Work required: Every line that holds "count" should be shown.

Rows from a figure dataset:
====
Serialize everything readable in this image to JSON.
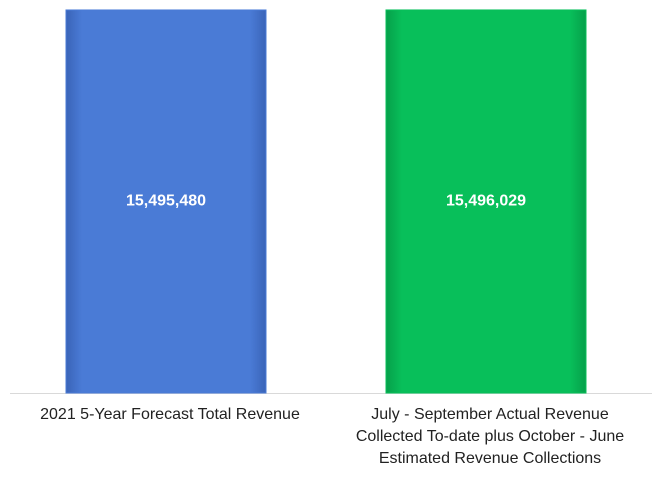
{
  "chart_data": {
    "type": "bar",
    "categories": [
      "2021 5-Year Forecast Total Revenue",
      "July - September Actual Revenue Collected To-date plus October - June Estimated Revenue Collections"
    ],
    "values": [
      15495480,
      15496029
    ],
    "value_labels": [
      "15,495,480",
      "15,496,029"
    ],
    "colors": [
      "#4a7bd6",
      "#08bf5a"
    ],
    "ylim": [
      0,
      16000000
    ]
  }
}
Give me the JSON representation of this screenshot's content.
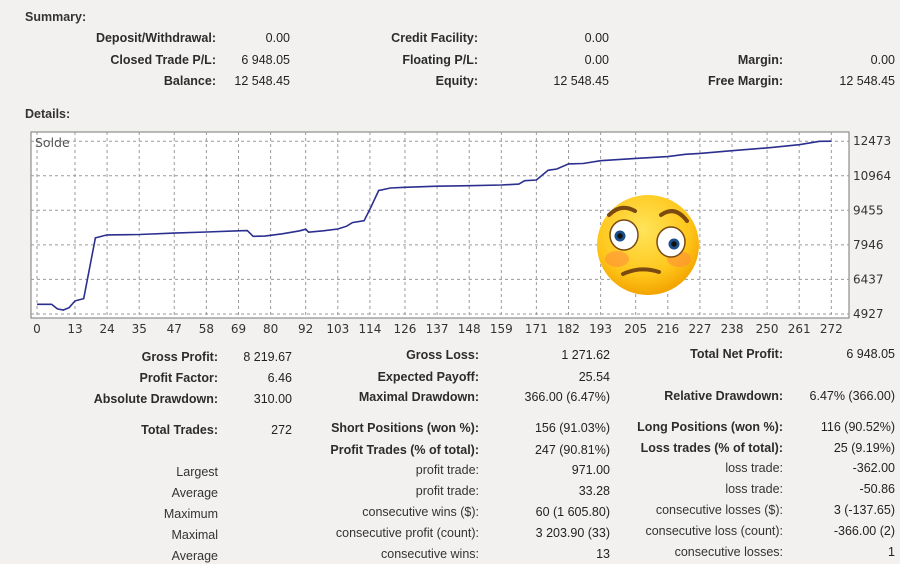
{
  "summary": {
    "title": "Summary:",
    "deposit_label": "Deposit/Withdrawal:",
    "deposit_value": "0.00",
    "credit_label": "Credit Facility:",
    "credit_value": "0.00",
    "closed_label": "Closed Trade P/L:",
    "closed_value": "6 948.05",
    "floating_label": "Floating P/L:",
    "floating_value": "0.00",
    "margin_label": "Margin:",
    "margin_value": "0.00",
    "balance_label": "Balance:",
    "balance_value": "12 548.45",
    "equity_label": "Equity:",
    "equity_value": "12 548.45",
    "free_margin_label": "Free Margin:",
    "free_margin_value": "12 548.45"
  },
  "details": {
    "title": "Details:"
  },
  "chart_data": {
    "type": "line",
    "title": "Solde",
    "series": [
      {
        "color": "#2b2f8f",
        "points": [
          [
            0,
            5350
          ],
          [
            5,
            5350
          ],
          [
            7,
            5150
          ],
          [
            9,
            5100
          ],
          [
            11,
            5200
          ],
          [
            13,
            5500
          ],
          [
            16,
            5600
          ],
          [
            20,
            8250
          ],
          [
            24,
            8380
          ],
          [
            35,
            8400
          ],
          [
            47,
            8460
          ],
          [
            58,
            8510
          ],
          [
            69,
            8560
          ],
          [
            72,
            8570
          ],
          [
            74,
            8320
          ],
          [
            78,
            8330
          ],
          [
            84,
            8430
          ],
          [
            90,
            8560
          ],
          [
            92,
            8630
          ],
          [
            93,
            8500
          ],
          [
            98,
            8560
          ],
          [
            103,
            8640
          ],
          [
            106,
            8760
          ],
          [
            108,
            8920
          ],
          [
            112,
            9000
          ],
          [
            114,
            9500
          ],
          [
            117,
            10320
          ],
          [
            121,
            10430
          ],
          [
            126,
            10460
          ],
          [
            137,
            10510
          ],
          [
            148,
            10530
          ],
          [
            159,
            10560
          ],
          [
            165,
            10600
          ],
          [
            167,
            10750
          ],
          [
            171,
            10780
          ],
          [
            175,
            11200
          ],
          [
            178,
            11260
          ],
          [
            182,
            11480
          ],
          [
            187,
            11500
          ],
          [
            193,
            11620
          ],
          [
            205,
            11720
          ],
          [
            216,
            11800
          ],
          [
            222,
            11900
          ],
          [
            227,
            11940
          ],
          [
            238,
            12060
          ],
          [
            250,
            12180
          ],
          [
            261,
            12320
          ],
          [
            268,
            12470
          ],
          [
            272,
            12473
          ]
        ]
      }
    ],
    "xlim": [
      0,
      276
    ],
    "ylim": [
      4927,
      12700
    ],
    "x_ticks": [
      0,
      13,
      24,
      35,
      47,
      58,
      69,
      80,
      92,
      103,
      114,
      126,
      137,
      148,
      159,
      171,
      182,
      193,
      205,
      216,
      227,
      238,
      250,
      261,
      272
    ],
    "y_ticks": [
      4927,
      6437,
      7946,
      9455,
      10964,
      12473
    ],
    "grid": true
  },
  "stats": {
    "gross_profit_label": "Gross Profit:",
    "gross_profit_value": "8 219.67",
    "gross_loss_label": "Gross Loss:",
    "gross_loss_value": "1 271.62",
    "total_net_label": "Total Net Profit:",
    "total_net_value": "6 948.05",
    "profit_factor_label": "Profit Factor:",
    "profit_factor_value": "6.46",
    "expected_payoff_label": "Expected Payoff:",
    "expected_payoff_value": "25.54",
    "absolute_dd_label": "Absolute Drawdown:",
    "absolute_dd_value": "310.00",
    "maximal_dd_label": "Maximal Drawdown:",
    "maximal_dd_value": "366.00 (6.47%)",
    "relative_dd_label": "Relative Drawdown:",
    "relative_dd_value": "6.47% (366.00)",
    "total_trades_label": "Total Trades:",
    "total_trades_value": "272",
    "short_label": "Short Positions (won %):",
    "short_value": "156 (91.03%)",
    "long_label": "Long Positions (won %):",
    "long_value": "116 (90.52%)",
    "profit_trades_label": "Profit Trades (% of total):",
    "profit_trades_value": "247 (90.81%)",
    "loss_trades_label": "Loss trades (% of total):",
    "loss_trades_value": "25 (9.19%)",
    "largest_label": "Largest",
    "largest_profit_label": "profit trade:",
    "largest_profit_value": "971.00",
    "largest_loss_label": "loss trade:",
    "largest_loss_value": "-362.00",
    "average_label": "Average",
    "average_profit_label": "profit trade:",
    "average_profit_value": "33.28",
    "average_loss_label": "loss trade:",
    "average_loss_value": "-50.86",
    "maximum_label": "Maximum",
    "max_wins_label": "consecutive wins ($):",
    "max_wins_value": "60 (1 605.80)",
    "max_losses_label": "consecutive losses ($):",
    "max_losses_value": "3 (-137.65)",
    "maximal_label": "Maximal",
    "maximal_profit_label": "consecutive profit (count):",
    "maximal_profit_value": "3 203.90 (33)",
    "maximal_loss_label": "consecutive loss (count):",
    "maximal_loss_value": "-366.00 (2)",
    "average2_label": "Average",
    "avg_wins_label": "consecutive wins:",
    "avg_wins_value": "13",
    "avg_losses_label": "consecutive losses:",
    "avg_losses_value": "1"
  },
  "emoji": {
    "name": "flushed-face",
    "color": "#ffcc22"
  }
}
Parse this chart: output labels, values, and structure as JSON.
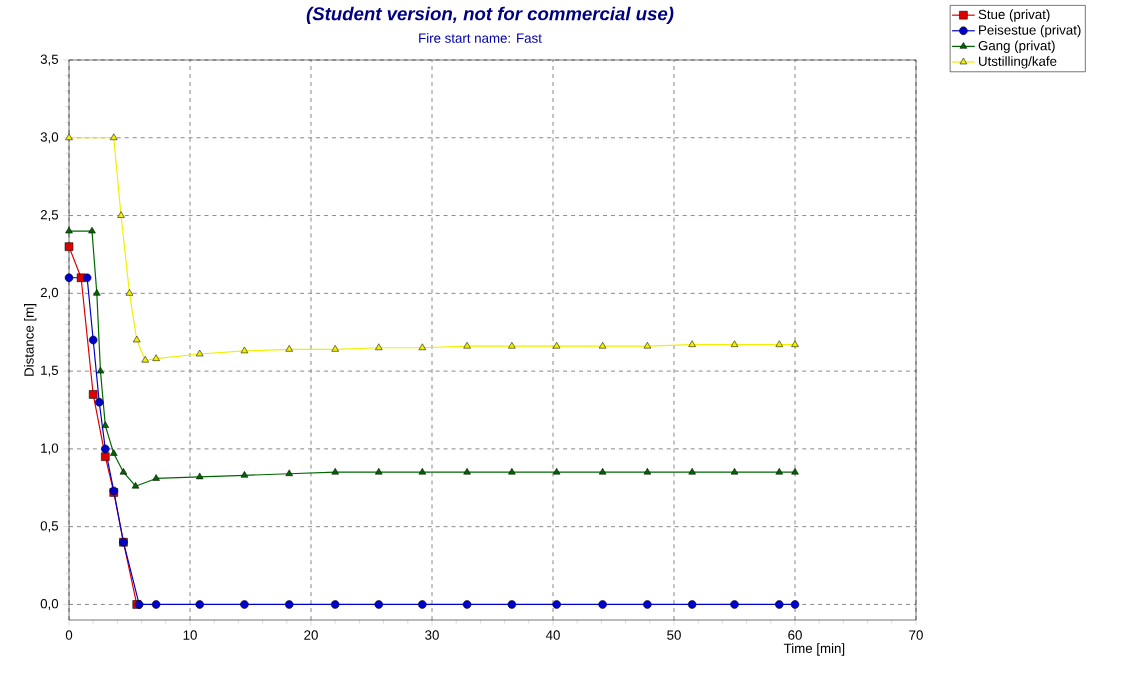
{
  "chart_data": {
    "type": "line",
    "title": "(Student version, not for commercial use)",
    "subtitle": "Fire start name:  Fast",
    "xlabel": "Time [min]",
    "ylabel": "Distance [m]",
    "xlim": [
      0,
      70
    ],
    "xticks": [
      0,
      10,
      20,
      30,
      40,
      50,
      60,
      70
    ],
    "ylim": [
      -0.1,
      3.5
    ],
    "yticks": [
      {
        "value": 0,
        "label": "0,0"
      },
      {
        "value": 0.5,
        "label": "0,5"
      },
      {
        "value": 1,
        "label": "1,0"
      },
      {
        "value": 1.5,
        "label": "1,5"
      },
      {
        "value": 2,
        "label": "2,0"
      },
      {
        "value": 2.5,
        "label": "2,5"
      },
      {
        "value": 3,
        "label": "3,0"
      },
      {
        "value": 3.5,
        "label": "3,5"
      }
    ],
    "grid": true,
    "legend": "top right",
    "line_style": "solid",
    "series": [
      {
        "name": "Stue (privat)",
        "color": "#dd0000",
        "marker": "square",
        "x": [
          0,
          1,
          2,
          3,
          3.7,
          4.5,
          5.6
        ],
        "values": [
          2.3,
          2.1,
          1.35,
          0.95,
          0.72,
          0.4,
          0
        ]
      },
      {
        "name": "Peisestue (privat)",
        "color": "#0000cc",
        "marker": "circle",
        "x": [
          0,
          1.5,
          2,
          2.5,
          3,
          3.7,
          4.5,
          5.8,
          7.2,
          10.8,
          14.5,
          18.2,
          22,
          25.6,
          29.2,
          32.9,
          36.6,
          40.3,
          44.1,
          47.8,
          51.5,
          55,
          58.7,
          60
        ],
        "values": [
          2.1,
          2.1,
          1.7,
          1.3,
          1.0,
          0.73,
          0.4,
          0,
          0,
          0,
          0,
          0,
          0,
          0,
          0,
          0,
          0,
          0,
          0,
          0,
          0,
          0,
          0,
          0
        ]
      },
      {
        "name": "Gang (privat)",
        "color": "#006600",
        "marker": "triangle",
        "x": [
          0,
          1.9,
          2.3,
          2.6,
          3,
          3.7,
          4.5,
          5.5,
          7.2,
          10.8,
          14.5,
          18.2,
          22,
          25.6,
          29.2,
          32.9,
          36.6,
          40.3,
          44.1,
          47.8,
          51.5,
          55,
          58.7,
          60
        ],
        "values": [
          2.4,
          2.4,
          2.0,
          1.5,
          1.15,
          0.97,
          0.85,
          0.76,
          0.81,
          0.82,
          0.83,
          0.84,
          0.85,
          0.85,
          0.85,
          0.85,
          0.85,
          0.85,
          0.85,
          0.85,
          0.85,
          0.85,
          0.85,
          0.85
        ]
      },
      {
        "name": "Utstilling/kafe",
        "color": "#f0f000",
        "marker": "triangle",
        "x": [
          0,
          3.7,
          4.3,
          5,
          5.6,
          6.3,
          7.2,
          10.8,
          14.5,
          18.2,
          22,
          25.6,
          29.2,
          32.9,
          36.6,
          40.3,
          44.1,
          47.8,
          51.5,
          55,
          58.7,
          60
        ],
        "values": [
          3.0,
          3.0,
          2.5,
          2.0,
          1.7,
          1.57,
          1.58,
          1.61,
          1.63,
          1.64,
          1.64,
          1.65,
          1.65,
          1.66,
          1.66,
          1.66,
          1.66,
          1.66,
          1.67,
          1.67,
          1.67,
          1.67
        ]
      }
    ]
  }
}
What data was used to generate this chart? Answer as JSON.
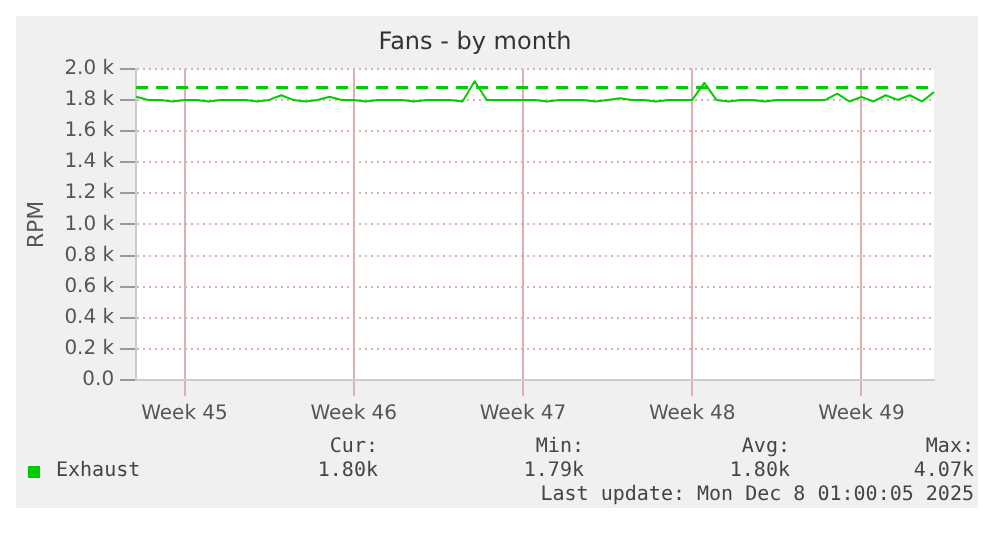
{
  "chart_data": {
    "type": "line",
    "title": "Fans - by month",
    "ylabel": "RPM",
    "categories": [
      null,
      null,
      null,
      null,
      "Week 45",
      null,
      null,
      null,
      null,
      null,
      null,
      null,
      null,
      null,
      null,
      null,
      null,
      null,
      "Week 46",
      null,
      null,
      null,
      null,
      null,
      null,
      null,
      null,
      null,
      null,
      null,
      null,
      null,
      "Week 47",
      null,
      null,
      null,
      null,
      null,
      null,
      null,
      null,
      null,
      null,
      null,
      null,
      null,
      "Week 48",
      null,
      null,
      null,
      null,
      null,
      null,
      null,
      null,
      null,
      null,
      null,
      null,
      null,
      "Week 49",
      null,
      null,
      null,
      null,
      null,
      null
    ],
    "series": [
      {
        "name": "Exhaust",
        "color": "#00cc00",
        "values": [
          1820,
          1800,
          1800,
          1790,
          1800,
          1800,
          1790,
          1800,
          1800,
          1800,
          1790,
          1800,
          1830,
          1800,
          1790,
          1800,
          1820,
          1800,
          1800,
          1790,
          1800,
          1800,
          1800,
          1790,
          1800,
          1800,
          1800,
          1790,
          1920,
          1800,
          1800,
          1800,
          1800,
          1800,
          1790,
          1800,
          1800,
          1800,
          1790,
          1800,
          1810,
          1800,
          1800,
          1790,
          1800,
          1800,
          1800,
          1910,
          1800,
          1790,
          1800,
          1800,
          1790,
          1800,
          1800,
          1800,
          1800,
          1800,
          1840,
          1790,
          1820,
          1790,
          1830,
          1800,
          1830,
          1790,
          1850
        ]
      }
    ],
    "ylim": [
      0,
      2000
    ],
    "yticks": [
      {
        "value": 0,
        "label": "0.0"
      },
      {
        "value": 200,
        "label": "0.2 k"
      },
      {
        "value": 400,
        "label": "0.4 k"
      },
      {
        "value": 600,
        "label": "0.6 k"
      },
      {
        "value": 800,
        "label": "0.8 k"
      },
      {
        "value": 1000,
        "label": "1.0 k"
      },
      {
        "value": 1200,
        "label": "1.2 k"
      },
      {
        "value": 1400,
        "label": "1.4 k"
      },
      {
        "value": 1600,
        "label": "1.6 k"
      },
      {
        "value": 1800,
        "label": "1.8 k"
      },
      {
        "value": 2000,
        "label": "2.0 k"
      }
    ],
    "ref_lines": [
      {
        "axis": "y",
        "value": 1880,
        "color": "#00cc00",
        "line_style": "dashed"
      }
    ],
    "grid": true,
    "legend": "bottom",
    "marker": "none",
    "line_style": "solid",
    "annotations": [
      "Cur:",
      "Min:",
      "Avg:",
      "Max:",
      "1.80k",
      "1.79k",
      "1.80k",
      "4.07k",
      "Last update: Mon Dec  8 01:00:05 2025"
    ]
  }
}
====
Written answer:
    "maximal_profit_label": "consecutive profit (count):",
    "maximal_loss_label": "consecutive loss (count):",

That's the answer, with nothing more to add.